Besides MRC, I'd suggest Bernard Goldberg's books, Bias and Arrogance. In fact, the cold reception of those books by the press only showcases the bias of the protesting press. Usually the media delights in corporate whistleblowers, but not with Goldberg's expose of them, even though he's a liberal himself.

One continuous example is the persistence of the press to label right-to-life groups as 'anti-abortion' instead of by their chosen designation of 'pro-life.' Compare that to the willingness of the press to accommodate the black population by calling them first 'black' and then 'African-American' as they wished.

In The Washington Times, April 12-18 edition, a fellow from Cincinnati wrote that the AP reported an eight percent Bush lead in a Florida poll as "Bush slightly ahead of Kerry." (my italics)
---
■ Exercises:
A - Repeat the part of the comment on press bias that opens with the words containing "Besides MRC, I'd" and closes with "a liberal himself.".
B - Answer these questions from the comment on press bias:
(i) Which two books by Bernard Goldberg are suggested?
(ii) What label does the press keep using for right-to-life groups instead of "pro-life"?
(iii) How large was the Bush lead in the Florida poll that the AP reported?
The listing below is separate material from the comment on press bias.

■ Entries supplied:
---
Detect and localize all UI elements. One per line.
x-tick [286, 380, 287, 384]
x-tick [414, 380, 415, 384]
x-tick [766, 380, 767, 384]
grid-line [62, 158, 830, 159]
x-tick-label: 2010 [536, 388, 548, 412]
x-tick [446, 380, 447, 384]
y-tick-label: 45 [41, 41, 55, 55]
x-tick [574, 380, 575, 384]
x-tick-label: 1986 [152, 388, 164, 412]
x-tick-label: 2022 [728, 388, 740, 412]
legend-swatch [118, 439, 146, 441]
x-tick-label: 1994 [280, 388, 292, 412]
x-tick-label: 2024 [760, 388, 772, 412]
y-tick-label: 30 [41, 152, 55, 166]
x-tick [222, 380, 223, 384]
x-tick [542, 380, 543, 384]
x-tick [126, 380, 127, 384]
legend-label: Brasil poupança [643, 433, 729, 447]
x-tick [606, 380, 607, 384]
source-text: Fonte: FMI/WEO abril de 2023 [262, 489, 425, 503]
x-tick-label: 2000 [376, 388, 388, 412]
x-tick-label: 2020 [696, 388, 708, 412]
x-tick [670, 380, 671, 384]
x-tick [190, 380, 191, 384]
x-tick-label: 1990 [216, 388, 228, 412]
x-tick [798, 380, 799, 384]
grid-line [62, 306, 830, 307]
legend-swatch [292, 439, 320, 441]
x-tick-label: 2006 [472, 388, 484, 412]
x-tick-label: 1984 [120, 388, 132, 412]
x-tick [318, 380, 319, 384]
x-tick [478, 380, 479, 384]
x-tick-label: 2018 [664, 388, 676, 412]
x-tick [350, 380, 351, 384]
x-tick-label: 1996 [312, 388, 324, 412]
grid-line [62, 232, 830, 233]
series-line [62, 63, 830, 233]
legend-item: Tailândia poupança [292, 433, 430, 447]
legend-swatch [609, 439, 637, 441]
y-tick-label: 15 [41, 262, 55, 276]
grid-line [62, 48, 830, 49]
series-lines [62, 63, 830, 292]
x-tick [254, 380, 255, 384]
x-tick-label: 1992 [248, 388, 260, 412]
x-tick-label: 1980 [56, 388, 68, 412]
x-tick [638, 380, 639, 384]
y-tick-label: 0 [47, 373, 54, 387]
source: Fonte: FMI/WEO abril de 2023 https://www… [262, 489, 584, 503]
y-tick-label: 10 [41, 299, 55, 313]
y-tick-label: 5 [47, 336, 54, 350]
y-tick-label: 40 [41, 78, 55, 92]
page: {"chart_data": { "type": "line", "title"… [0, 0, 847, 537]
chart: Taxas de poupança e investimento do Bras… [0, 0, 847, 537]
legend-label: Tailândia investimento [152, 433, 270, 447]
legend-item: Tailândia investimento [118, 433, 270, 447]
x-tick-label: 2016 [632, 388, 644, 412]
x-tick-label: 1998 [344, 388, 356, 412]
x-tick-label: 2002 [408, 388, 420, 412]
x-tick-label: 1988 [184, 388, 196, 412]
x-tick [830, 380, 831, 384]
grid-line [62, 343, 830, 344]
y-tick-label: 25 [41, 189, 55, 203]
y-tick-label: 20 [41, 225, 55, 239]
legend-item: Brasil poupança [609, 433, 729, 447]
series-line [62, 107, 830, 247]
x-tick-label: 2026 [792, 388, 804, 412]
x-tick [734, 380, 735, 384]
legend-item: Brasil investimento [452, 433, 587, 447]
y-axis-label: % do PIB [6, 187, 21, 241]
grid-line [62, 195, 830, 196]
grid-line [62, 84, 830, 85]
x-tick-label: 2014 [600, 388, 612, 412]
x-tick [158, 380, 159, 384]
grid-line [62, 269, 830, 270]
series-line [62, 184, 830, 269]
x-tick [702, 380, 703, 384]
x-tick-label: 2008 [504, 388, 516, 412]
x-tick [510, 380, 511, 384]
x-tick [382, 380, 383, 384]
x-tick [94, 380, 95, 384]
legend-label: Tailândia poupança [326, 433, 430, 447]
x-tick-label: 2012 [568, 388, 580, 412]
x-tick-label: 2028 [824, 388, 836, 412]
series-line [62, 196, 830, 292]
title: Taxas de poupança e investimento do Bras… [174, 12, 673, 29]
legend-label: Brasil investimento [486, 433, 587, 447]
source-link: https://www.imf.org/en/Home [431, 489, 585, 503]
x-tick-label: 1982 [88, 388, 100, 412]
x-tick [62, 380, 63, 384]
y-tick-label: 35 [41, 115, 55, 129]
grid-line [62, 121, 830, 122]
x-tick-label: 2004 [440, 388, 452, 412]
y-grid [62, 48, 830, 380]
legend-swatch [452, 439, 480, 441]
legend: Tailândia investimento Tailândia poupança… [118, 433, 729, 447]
---
■ Answers for the exercise:
A -
Besides MRC, I'd suggest Bernard Goldberg's books, Bias and Arrogance. In fact, the cold reception of those books by the press only showcases the bias of the protesting press. Usually the media delights in corporate whistleblowers, but not with Goldberg's expose of them, even though he's a liberal himself.

B -
(i) Bias and Arrogance
(ii) 'anti-abortion'
(iii) Eight percent